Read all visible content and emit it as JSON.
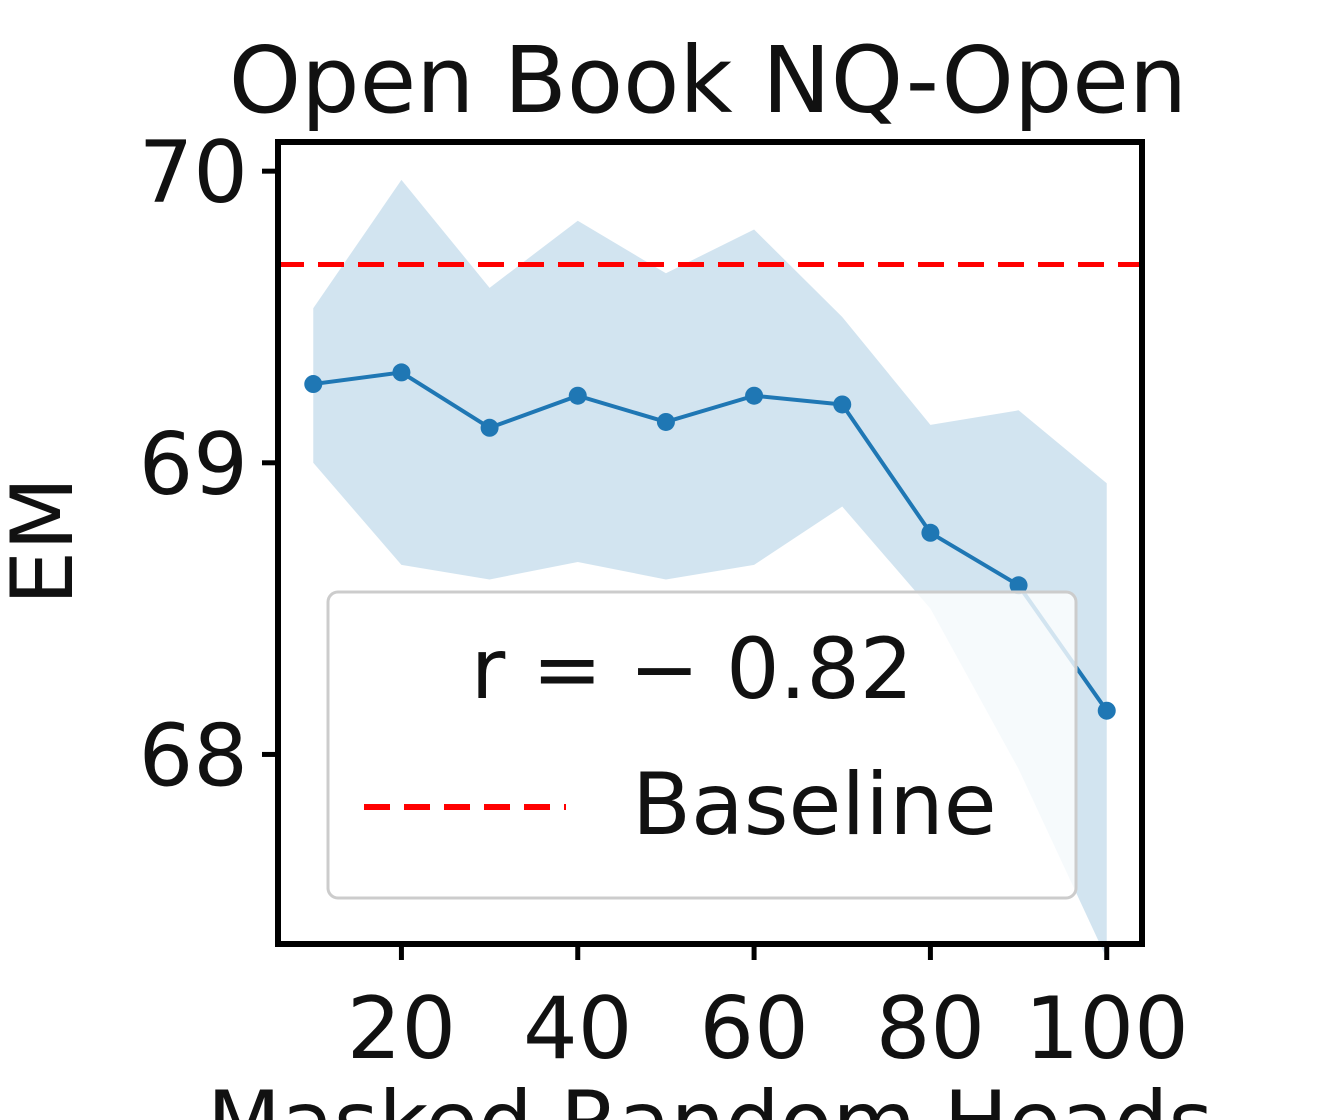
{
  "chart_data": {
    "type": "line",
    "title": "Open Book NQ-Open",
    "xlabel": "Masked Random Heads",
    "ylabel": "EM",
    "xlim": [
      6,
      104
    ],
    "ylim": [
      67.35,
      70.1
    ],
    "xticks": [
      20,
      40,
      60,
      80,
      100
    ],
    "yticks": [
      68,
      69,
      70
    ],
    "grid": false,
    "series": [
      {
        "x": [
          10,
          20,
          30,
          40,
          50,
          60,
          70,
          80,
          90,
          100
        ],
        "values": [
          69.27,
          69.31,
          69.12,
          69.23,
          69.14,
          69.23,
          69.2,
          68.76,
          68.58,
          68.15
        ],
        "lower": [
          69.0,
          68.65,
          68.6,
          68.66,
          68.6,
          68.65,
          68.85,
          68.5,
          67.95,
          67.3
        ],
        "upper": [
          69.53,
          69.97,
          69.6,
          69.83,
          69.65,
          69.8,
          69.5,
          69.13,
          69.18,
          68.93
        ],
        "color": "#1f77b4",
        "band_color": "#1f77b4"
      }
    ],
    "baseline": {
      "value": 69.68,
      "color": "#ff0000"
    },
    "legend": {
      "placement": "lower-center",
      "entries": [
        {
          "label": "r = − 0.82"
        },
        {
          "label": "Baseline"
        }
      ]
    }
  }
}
----------------------------------------
— What is expected —
Reproduce each record above by retyping it exactly; omit all images.

— Answer in full —
Read all visible content and emit it as JSON.
{
  "chart_data": {
    "type": "line",
    "title": "Open Book NQ-Open",
    "xlabel": "Masked Random Heads",
    "ylabel": "EM",
    "xlim": [
      6,
      104
    ],
    "ylim": [
      67.35,
      70.1
    ],
    "xticks": [
      20,
      40,
      60,
      80,
      100
    ],
    "yticks": [
      68,
      69,
      70
    ],
    "grid": false,
    "series": [
      {
        "x": [
          10,
          20,
          30,
          40,
          50,
          60,
          70,
          80,
          90,
          100
        ],
        "values": [
          69.27,
          69.31,
          69.12,
          69.23,
          69.14,
          69.23,
          69.2,
          68.76,
          68.58,
          68.15
        ],
        "lower": [
          69.0,
          68.65,
          68.6,
          68.66,
          68.6,
          68.65,
          68.85,
          68.5,
          67.95,
          67.3
        ],
        "upper": [
          69.53,
          69.97,
          69.6,
          69.83,
          69.65,
          69.8,
          69.5,
          69.13,
          69.18,
          68.93
        ],
        "color": "#1f77b4",
        "band_color": "#1f77b4"
      }
    ],
    "baseline": {
      "value": 69.68,
      "color": "#ff0000"
    },
    "legend": {
      "placement": "lower-center",
      "entries": [
        {
          "label": "r = − 0.82"
        },
        {
          "label": "Baseline"
        }
      ]
    }
  }
}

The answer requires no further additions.